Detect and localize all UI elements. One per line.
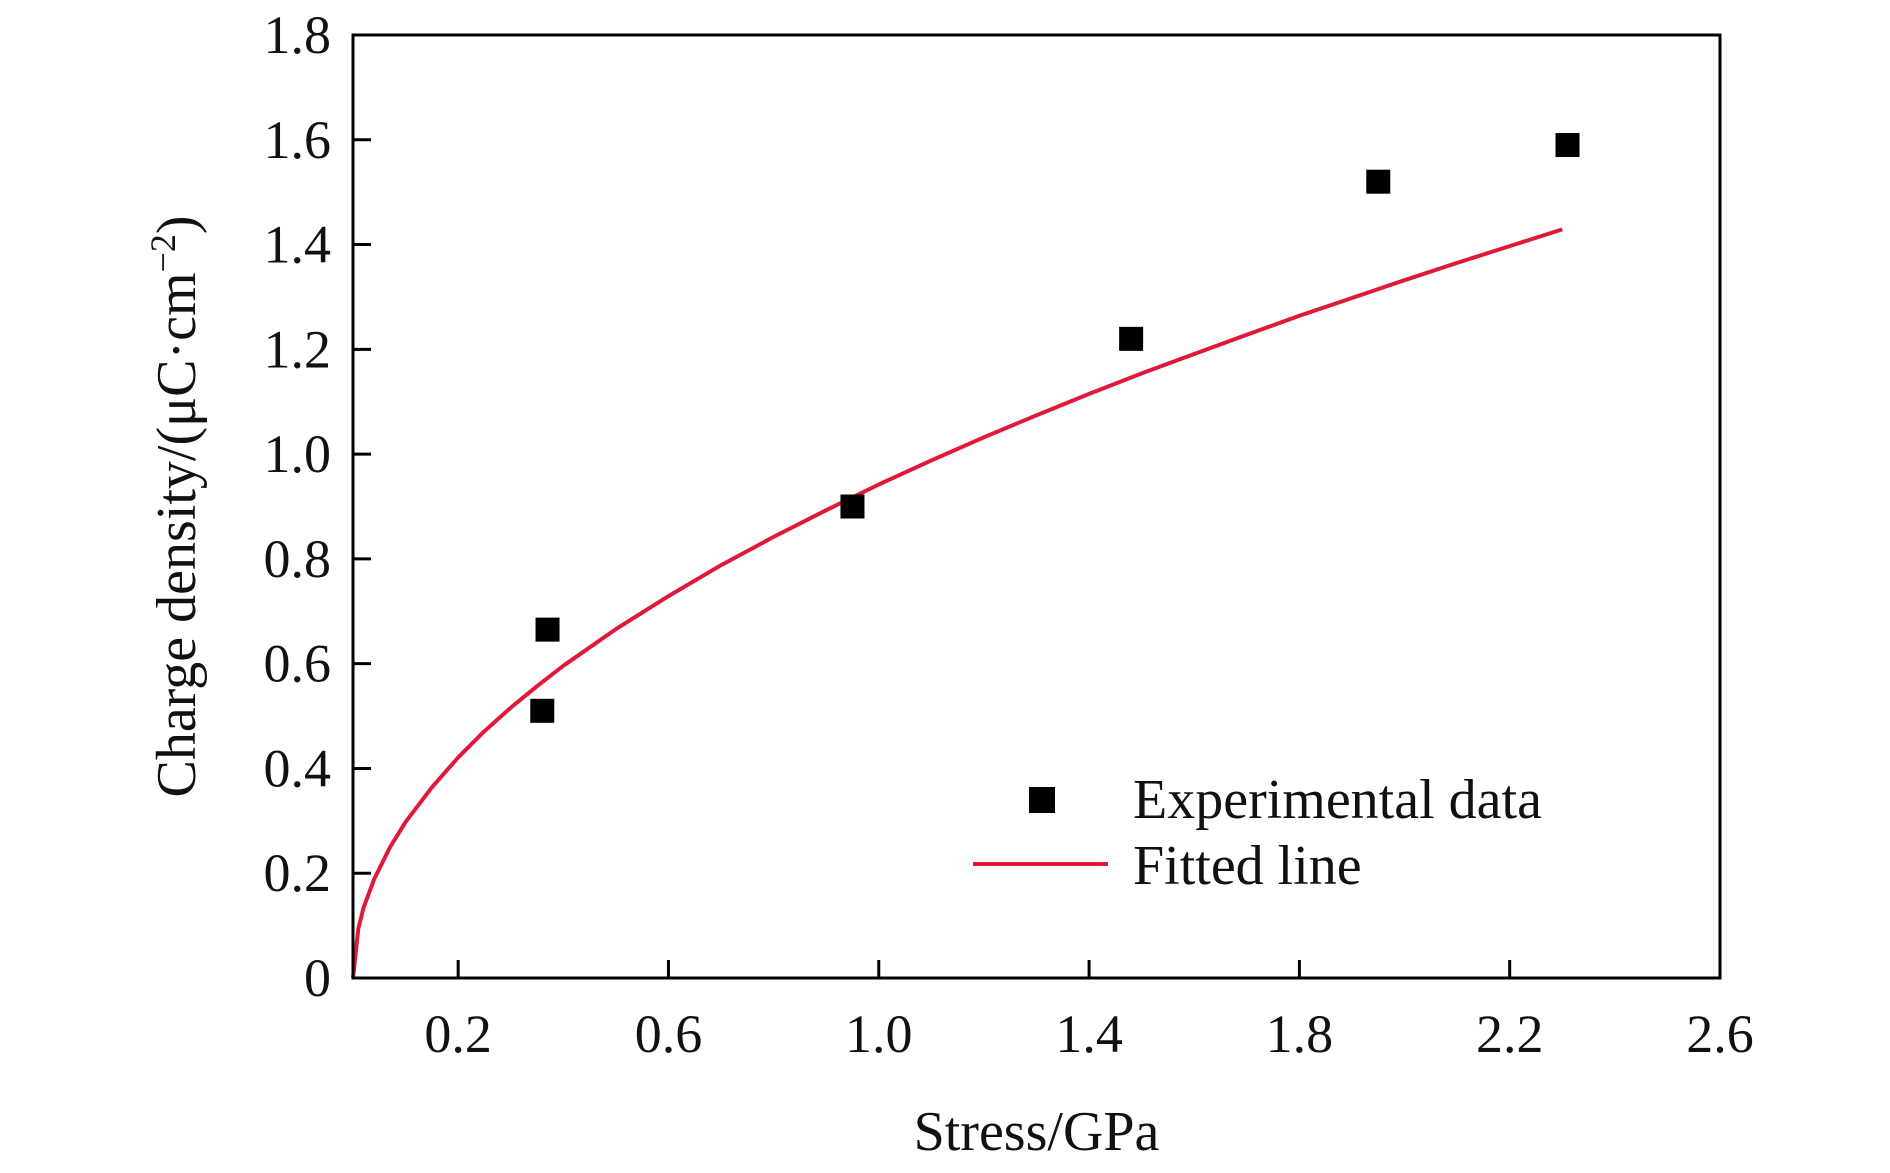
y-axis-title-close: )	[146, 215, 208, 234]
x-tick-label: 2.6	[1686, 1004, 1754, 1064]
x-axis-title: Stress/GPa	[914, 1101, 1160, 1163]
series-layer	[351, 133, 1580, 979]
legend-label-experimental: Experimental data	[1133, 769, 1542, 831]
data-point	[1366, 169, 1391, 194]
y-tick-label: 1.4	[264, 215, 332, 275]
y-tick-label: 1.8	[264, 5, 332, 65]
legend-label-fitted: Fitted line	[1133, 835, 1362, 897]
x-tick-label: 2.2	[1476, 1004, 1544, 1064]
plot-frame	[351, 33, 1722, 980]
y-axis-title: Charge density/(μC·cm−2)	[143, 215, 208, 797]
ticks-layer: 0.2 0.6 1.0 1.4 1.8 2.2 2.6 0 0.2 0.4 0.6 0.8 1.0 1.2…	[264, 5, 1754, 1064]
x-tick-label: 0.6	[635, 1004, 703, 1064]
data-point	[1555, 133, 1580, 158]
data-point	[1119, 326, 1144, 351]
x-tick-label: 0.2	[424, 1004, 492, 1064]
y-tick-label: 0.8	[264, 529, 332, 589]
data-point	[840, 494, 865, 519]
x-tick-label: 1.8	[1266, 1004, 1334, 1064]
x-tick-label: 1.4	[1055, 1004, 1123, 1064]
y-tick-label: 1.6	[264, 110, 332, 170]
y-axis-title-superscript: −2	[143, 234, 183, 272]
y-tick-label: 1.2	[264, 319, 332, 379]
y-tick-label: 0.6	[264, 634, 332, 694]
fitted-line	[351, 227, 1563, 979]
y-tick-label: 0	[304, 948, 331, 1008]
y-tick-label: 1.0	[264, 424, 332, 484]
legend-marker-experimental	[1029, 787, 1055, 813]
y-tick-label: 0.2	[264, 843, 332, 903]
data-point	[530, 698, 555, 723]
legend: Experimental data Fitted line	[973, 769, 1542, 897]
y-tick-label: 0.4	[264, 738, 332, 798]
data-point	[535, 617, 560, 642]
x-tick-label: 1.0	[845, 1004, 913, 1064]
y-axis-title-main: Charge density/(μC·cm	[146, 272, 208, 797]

---

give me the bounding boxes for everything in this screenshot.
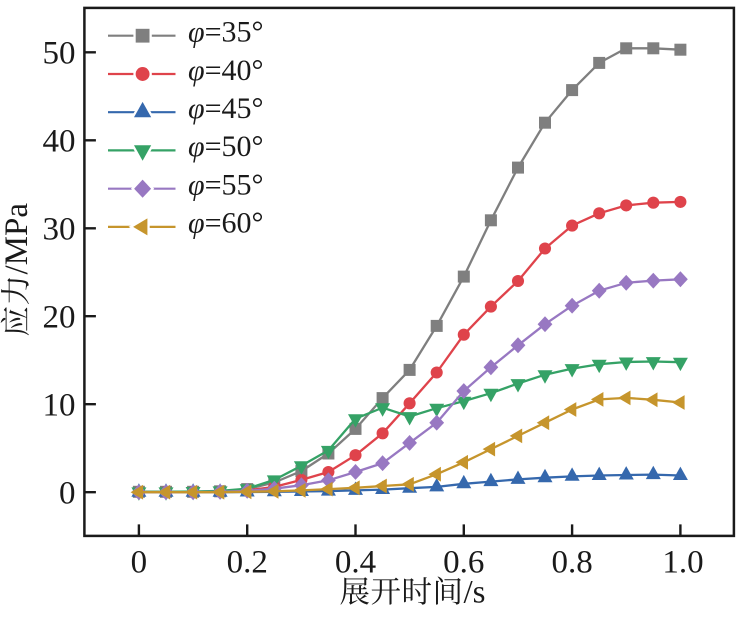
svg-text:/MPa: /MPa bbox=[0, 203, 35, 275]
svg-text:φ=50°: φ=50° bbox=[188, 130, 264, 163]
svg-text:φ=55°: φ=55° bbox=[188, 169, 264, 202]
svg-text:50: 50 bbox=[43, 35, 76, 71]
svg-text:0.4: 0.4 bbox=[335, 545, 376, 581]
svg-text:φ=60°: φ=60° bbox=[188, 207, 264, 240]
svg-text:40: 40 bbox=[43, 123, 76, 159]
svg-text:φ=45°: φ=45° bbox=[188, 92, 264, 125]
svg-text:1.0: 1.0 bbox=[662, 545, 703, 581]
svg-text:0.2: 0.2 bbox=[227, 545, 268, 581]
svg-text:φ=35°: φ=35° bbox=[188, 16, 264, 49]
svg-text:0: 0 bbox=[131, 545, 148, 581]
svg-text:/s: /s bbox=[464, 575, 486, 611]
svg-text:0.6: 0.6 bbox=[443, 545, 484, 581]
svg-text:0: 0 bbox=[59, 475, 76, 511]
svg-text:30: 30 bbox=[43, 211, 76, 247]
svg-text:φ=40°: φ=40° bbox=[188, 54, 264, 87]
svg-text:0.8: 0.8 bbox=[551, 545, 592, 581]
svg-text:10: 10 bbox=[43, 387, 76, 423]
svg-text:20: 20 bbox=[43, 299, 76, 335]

#### Aim of the task:
Rewrite the first block of material as a numbered list, from the line with "215, 208, 234]" up to and including the line with "5, 332, 65]", leaving out any blank lines.

#### Answer for the task:
1. y-axis-title-close: )	[146, 215, 208, 234]
2. x-tick-label: 2.6	[1686, 1004, 1754, 1064]
3. x-axis-title: Stress/GPa	[914, 1101, 1160, 1163]
4. series-layer	[351, 133, 1580, 979]
5. legend-label-experimental: Experimental data	[1133, 769, 1542, 831]
6. data-point	[1366, 169, 1391, 194]
7. y-tick-label: 1.4	[264, 215, 332, 275]
8. y-tick-label: 1.8	[264, 5, 332, 65]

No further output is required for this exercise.